▶ INPUT ROWS:
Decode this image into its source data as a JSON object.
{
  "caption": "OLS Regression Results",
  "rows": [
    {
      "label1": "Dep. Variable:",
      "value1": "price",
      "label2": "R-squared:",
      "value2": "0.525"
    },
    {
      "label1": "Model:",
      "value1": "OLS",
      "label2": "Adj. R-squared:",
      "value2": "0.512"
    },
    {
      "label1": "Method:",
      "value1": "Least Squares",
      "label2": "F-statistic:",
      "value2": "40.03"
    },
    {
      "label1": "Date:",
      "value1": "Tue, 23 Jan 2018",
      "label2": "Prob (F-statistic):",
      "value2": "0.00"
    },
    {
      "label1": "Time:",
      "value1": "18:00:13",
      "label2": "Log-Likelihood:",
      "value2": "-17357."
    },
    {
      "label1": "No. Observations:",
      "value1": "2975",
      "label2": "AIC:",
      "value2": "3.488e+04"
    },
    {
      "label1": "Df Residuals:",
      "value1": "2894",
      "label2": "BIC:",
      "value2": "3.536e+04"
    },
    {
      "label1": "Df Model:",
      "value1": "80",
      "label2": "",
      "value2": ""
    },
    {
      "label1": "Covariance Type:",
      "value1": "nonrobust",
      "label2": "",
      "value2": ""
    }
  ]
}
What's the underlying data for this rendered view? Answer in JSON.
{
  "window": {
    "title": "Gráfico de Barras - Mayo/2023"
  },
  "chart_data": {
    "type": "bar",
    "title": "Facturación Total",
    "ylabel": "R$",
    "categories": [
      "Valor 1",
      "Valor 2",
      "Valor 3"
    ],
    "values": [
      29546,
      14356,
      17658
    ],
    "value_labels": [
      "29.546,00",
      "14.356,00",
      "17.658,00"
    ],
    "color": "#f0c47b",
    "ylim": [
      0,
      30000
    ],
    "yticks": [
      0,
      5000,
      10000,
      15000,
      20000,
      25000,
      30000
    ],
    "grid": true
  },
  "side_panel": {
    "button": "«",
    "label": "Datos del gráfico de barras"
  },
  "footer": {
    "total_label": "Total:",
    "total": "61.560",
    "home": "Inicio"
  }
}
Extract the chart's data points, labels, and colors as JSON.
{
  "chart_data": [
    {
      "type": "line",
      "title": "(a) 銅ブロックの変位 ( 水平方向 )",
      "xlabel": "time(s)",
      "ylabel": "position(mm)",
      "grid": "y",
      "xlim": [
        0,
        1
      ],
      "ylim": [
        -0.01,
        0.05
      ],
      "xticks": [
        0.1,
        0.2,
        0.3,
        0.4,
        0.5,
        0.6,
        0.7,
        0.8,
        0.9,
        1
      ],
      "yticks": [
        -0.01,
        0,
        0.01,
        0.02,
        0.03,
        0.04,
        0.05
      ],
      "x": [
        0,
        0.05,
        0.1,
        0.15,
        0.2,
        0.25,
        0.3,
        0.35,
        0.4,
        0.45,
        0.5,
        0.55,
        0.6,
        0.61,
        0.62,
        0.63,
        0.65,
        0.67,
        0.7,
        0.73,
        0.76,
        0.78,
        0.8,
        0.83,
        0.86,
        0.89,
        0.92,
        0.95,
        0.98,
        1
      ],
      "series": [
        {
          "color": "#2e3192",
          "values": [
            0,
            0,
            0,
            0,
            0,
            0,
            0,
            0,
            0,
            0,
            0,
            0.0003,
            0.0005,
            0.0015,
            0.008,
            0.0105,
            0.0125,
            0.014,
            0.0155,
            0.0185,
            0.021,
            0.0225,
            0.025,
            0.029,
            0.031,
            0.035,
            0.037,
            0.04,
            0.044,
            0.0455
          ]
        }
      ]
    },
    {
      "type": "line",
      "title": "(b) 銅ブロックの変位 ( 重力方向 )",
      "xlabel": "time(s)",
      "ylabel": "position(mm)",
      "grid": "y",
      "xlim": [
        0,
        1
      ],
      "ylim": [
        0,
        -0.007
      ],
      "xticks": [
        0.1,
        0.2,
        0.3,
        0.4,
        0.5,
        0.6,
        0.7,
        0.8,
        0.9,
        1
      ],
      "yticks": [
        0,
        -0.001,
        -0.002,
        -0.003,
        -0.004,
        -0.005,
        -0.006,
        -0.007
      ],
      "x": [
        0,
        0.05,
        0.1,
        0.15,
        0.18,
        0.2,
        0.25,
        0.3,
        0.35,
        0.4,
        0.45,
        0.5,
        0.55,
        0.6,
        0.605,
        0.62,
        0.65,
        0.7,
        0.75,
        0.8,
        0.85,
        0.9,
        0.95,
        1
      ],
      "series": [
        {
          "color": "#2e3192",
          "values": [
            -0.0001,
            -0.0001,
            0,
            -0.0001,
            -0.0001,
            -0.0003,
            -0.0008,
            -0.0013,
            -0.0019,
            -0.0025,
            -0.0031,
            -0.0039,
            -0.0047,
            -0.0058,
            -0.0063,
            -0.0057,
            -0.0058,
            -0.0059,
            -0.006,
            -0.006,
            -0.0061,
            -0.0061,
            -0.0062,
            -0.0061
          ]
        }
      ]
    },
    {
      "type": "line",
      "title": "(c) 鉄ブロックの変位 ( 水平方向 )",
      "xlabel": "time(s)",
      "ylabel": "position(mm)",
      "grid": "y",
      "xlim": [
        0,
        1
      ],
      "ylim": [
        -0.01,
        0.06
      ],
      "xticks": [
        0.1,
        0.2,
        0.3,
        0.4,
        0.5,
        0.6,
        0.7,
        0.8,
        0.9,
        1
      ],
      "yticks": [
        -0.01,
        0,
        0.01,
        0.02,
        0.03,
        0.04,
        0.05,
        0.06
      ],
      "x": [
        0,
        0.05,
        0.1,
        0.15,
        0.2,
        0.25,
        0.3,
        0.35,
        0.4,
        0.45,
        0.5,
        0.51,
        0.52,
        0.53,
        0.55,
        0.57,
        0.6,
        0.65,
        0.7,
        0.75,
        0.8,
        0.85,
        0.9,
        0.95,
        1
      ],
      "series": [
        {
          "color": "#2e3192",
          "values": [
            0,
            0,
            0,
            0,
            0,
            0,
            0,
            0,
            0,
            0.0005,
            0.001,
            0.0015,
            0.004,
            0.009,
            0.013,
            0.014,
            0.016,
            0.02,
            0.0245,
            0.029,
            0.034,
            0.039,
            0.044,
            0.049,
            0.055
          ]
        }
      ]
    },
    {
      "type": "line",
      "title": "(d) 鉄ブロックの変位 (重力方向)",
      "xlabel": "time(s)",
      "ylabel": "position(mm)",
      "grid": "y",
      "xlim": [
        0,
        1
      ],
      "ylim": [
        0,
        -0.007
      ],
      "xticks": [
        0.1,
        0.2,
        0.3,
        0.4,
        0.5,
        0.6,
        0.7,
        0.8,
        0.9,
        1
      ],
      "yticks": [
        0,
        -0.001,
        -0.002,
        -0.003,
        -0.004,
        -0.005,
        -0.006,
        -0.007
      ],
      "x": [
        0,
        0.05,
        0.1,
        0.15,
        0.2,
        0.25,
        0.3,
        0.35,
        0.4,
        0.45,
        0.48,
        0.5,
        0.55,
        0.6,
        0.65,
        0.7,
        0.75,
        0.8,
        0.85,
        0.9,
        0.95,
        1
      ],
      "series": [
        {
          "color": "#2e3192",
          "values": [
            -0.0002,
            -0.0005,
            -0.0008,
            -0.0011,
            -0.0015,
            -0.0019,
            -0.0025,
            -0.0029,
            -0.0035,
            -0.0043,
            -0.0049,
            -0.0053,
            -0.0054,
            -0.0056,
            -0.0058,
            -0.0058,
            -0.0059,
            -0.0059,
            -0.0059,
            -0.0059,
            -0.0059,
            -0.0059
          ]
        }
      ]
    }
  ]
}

▶ EXERCISE GOAL:
Write out every line exactly as it stands.

▶ RESULT OF THIS EXERCISE:
Decode this image into its source data as a JSON object.
{
  "caption": "OLS Regression Results",
  "rows": [
    {
      "label1": "Dep. Variable:",
      "value1": "price",
      "label2": "R-squared:",
      "value2": "0.525"
    },
    {
      "label1": "Model:",
      "value1": "OLS",
      "label2": "Adj. R-squared:",
      "value2": "0.512"
    },
    {
      "label1": "Method:",
      "value1": "Least Squares",
      "label2": "F-statistic:",
      "value2": "40.03"
    },
    {
      "label1": "Date:",
      "value1": "Tue, 23 Jan 2018",
      "label2": "Prob (F-statistic):",
      "value2": "0.00"
    },
    {
      "label1": "Time:",
      "value1": "18:00:13",
      "label2": "Log-Likelihood:",
      "value2": "-17357."
    },
    {
      "label1": "No. Observations:",
      "value1": "2975",
      "label2": "AIC:",
      "value2": "3.488e+04"
    },
    {
      "label1": "Df Residuals:",
      "value1": "2894",
      "label2": "BIC:",
      "value2": "3.536e+04"
    },
    {
      "label1": "Df Model:",
      "value1": "80",
      "label2": "",
      "value2": ""
    },
    {
      "label1": "Covariance Type:",
      "value1": "nonrobust",
      "label2": "",
      "value2": ""
    }
  ]
}
What's the underlying data for this rendered view? Answer in JSON.
{
  "window": {
    "title": "Gráfico de Barras - Mayo/2023"
  },
  "chart_data": {
    "type": "bar",
    "title": "Facturación Total",
    "ylabel": "R$",
    "categories": [
      "Valor 1",
      "Valor 2",
      "Valor 3"
    ],
    "values": [
      29546,
      14356,
      17658
    ],
    "value_labels": [
      "29.546,00",
      "14.356,00",
      "17.658,00"
    ],
    "color": "#f0c47b",
    "ylim": [
      0,
      30000
    ],
    "yticks": [
      0,
      5000,
      10000,
      15000,
      20000,
      25000,
      30000
    ],
    "grid": true
  },
  "side_panel": {
    "button": "«",
    "label": "Datos del gráfico de barras"
  },
  "footer": {
    "total_label": "Total:",
    "total": "61.560",
    "home": "Inicio"
  }
}
Extract the chart's data points, labels, and colors as JSON.
{
  "chart_data": [
    {
      "type": "line",
      "title": "(a) 銅ブロックの変位 ( 水平方向 )",
      "xlabel": "time(s)",
      "ylabel": "position(mm)",
      "grid": "y",
      "xlim": [
        0,
        1
      ],
      "ylim": [
        -0.01,
        0.05
      ],
      "xticks": [
        0.1,
        0.2,
        0.3,
        0.4,
        0.5,
        0.6,
        0.7,
        0.8,
        0.9,
        1
      ],
      "yticks": [
        -0.01,
        0,
        0.01,
        0.02,
        0.03,
        0.04,
        0.05
      ],
      "x": [
        0,
        0.05,
        0.1,
        0.15,
        0.2,
        0.25,
        0.3,
        0.35,
        0.4,
        0.45,
        0.5,
        0.55,
        0.6,
        0.61,
        0.62,
        0.63,
        0.65,
        0.67,
        0.7,
        0.73,
        0.76,
        0.78,
        0.8,
        0.83,
        0.86,
        0.89,
        0.92,
        0.95,
        0.98,
        1
      ],
      "series": [
        {
          "color": "#2e3192",
          "values": [
            0,
            0,
            0,
            0,
            0,
            0,
            0,
            0,
            0,
            0,
            0,
            0.0003,
            0.0005,
            0.0015,
            0.008,
            0.0105,
            0.0125,
            0.014,
            0.0155,
            0.0185,
            0.021,
            0.0225,
            0.025,
            0.029,
            0.031,
            0.035,
            0.037,
            0.04,
            0.044,
            0.0455
          ]
        }
      ]
    },
    {
      "type": "line",
      "title": "(b) 銅ブロックの変位 ( 重力方向 )",
      "xlabel": "time(s)",
      "ylabel": "position(mm)",
      "grid": "y",
      "xlim": [
        0,
        1
      ],
      "ylim": [
        0,
        -0.007
      ],
      "xticks": [
        0.1,
        0.2,
        0.3,
        0.4,
        0.5,
        0.6,
        0.7,
        0.8,
        0.9,
        1
      ],
      "yticks": [
        0,
        -0.001,
        -0.002,
        -0.003,
        -0.004,
        -0.005,
        -0.006,
        -0.007
      ],
      "x": [
        0,
        0.05,
        0.1,
        0.15,
        0.18,
        0.2,
        0.25,
        0.3,
        0.35,
        0.4,
        0.45,
        0.5,
        0.55,
        0.6,
        0.605,
        0.62,
        0.65,
        0.7,
        0.75,
        0.8,
        0.85,
        0.9,
        0.95,
        1
      ],
      "series": [
        {
          "color": "#2e3192",
          "values": [
            -0.0001,
            -0.0001,
            0,
            -0.0001,
            -0.0001,
            -0.0003,
            -0.0008,
            -0.0013,
            -0.0019,
            -0.0025,
            -0.0031,
            -0.0039,
            -0.0047,
            -0.0058,
            -0.0063,
            -0.0057,
            -0.0058,
            -0.0059,
            -0.006,
            -0.006,
            -0.0061,
            -0.0061,
            -0.0062,
            -0.0061
          ]
        }
      ]
    },
    {
      "type": "line",
      "title": "(c) 鉄ブロックの変位 ( 水平方向 )",
      "xlabel": "time(s)",
      "ylabel": "position(mm)",
      "grid": "y",
      "xlim": [
        0,
        1
      ],
      "ylim": [
        -0.01,
        0.06
      ],
      "xticks": [
        0.1,
        0.2,
        0.3,
        0.4,
        0.5,
        0.6,
        0.7,
        0.8,
        0.9,
        1
      ],
      "yticks": [
        -0.01,
        0,
        0.01,
        0.02,
        0.03,
        0.04,
        0.05,
        0.06
      ],
      "x": [
        0,
        0.05,
        0.1,
        0.15,
        0.2,
        0.25,
        0.3,
        0.35,
        0.4,
        0.45,
        0.5,
        0.51,
        0.52,
        0.53,
        0.55,
        0.57,
        0.6,
        0.65,
        0.7,
        0.75,
        0.8,
        0.85,
        0.9,
        0.95,
        1
      ],
      "series": [
        {
          "color": "#2e3192",
          "values": [
            0,
            0,
            0,
            0,
            0,
            0,
            0,
            0,
            0,
            0.0005,
            0.001,
            0.0015,
            0.004,
            0.009,
            0.013,
            0.014,
            0.016,
            0.02,
            0.0245,
            0.029,
            0.034,
            0.039,
            0.044,
            0.049,
            0.055
          ]
        }
      ]
    },
    {
      "type": "line",
      "title": "(d) 鉄ブロックの変位 (重力方向)",
      "xlabel": "time(s)",
      "ylabel": "position(mm)",
      "grid": "y",
      "xlim": [
        0,
        1
      ],
      "ylim": [
        0,
        -0.007
      ],
      "xticks": [
        0.1,
        0.2,
        0.3,
        0.4,
        0.5,
        0.6,
        0.7,
        0.8,
        0.9,
        1
      ],
      "yticks": [
        0,
        -0.001,
        -0.002,
        -0.003,
        -0.004,
        -0.005,
        -0.006,
        -0.007
      ],
      "x": [
        0,
        0.05,
        0.1,
        0.15,
        0.2,
        0.25,
        0.3,
        0.35,
        0.4,
        0.45,
        0.48,
        0.5,
        0.55,
        0.6,
        0.65,
        0.7,
        0.75,
        0.8,
        0.85,
        0.9,
        0.95,
        1
      ],
      "series": [
        {
          "color": "#2e3192",
          "values": [
            -0.0002,
            -0.0005,
            -0.0008,
            -0.0011,
            -0.0015,
            -0.0019,
            -0.0025,
            -0.0029,
            -0.0035,
            -0.0043,
            -0.0049,
            -0.0053,
            -0.0054,
            -0.0056,
            -0.0058,
            -0.0058,
            -0.0059,
            -0.0059,
            -0.0059,
            -0.0059,
            -0.0059,
            -0.0059
          ]
        }
      ]
    }
  ]
}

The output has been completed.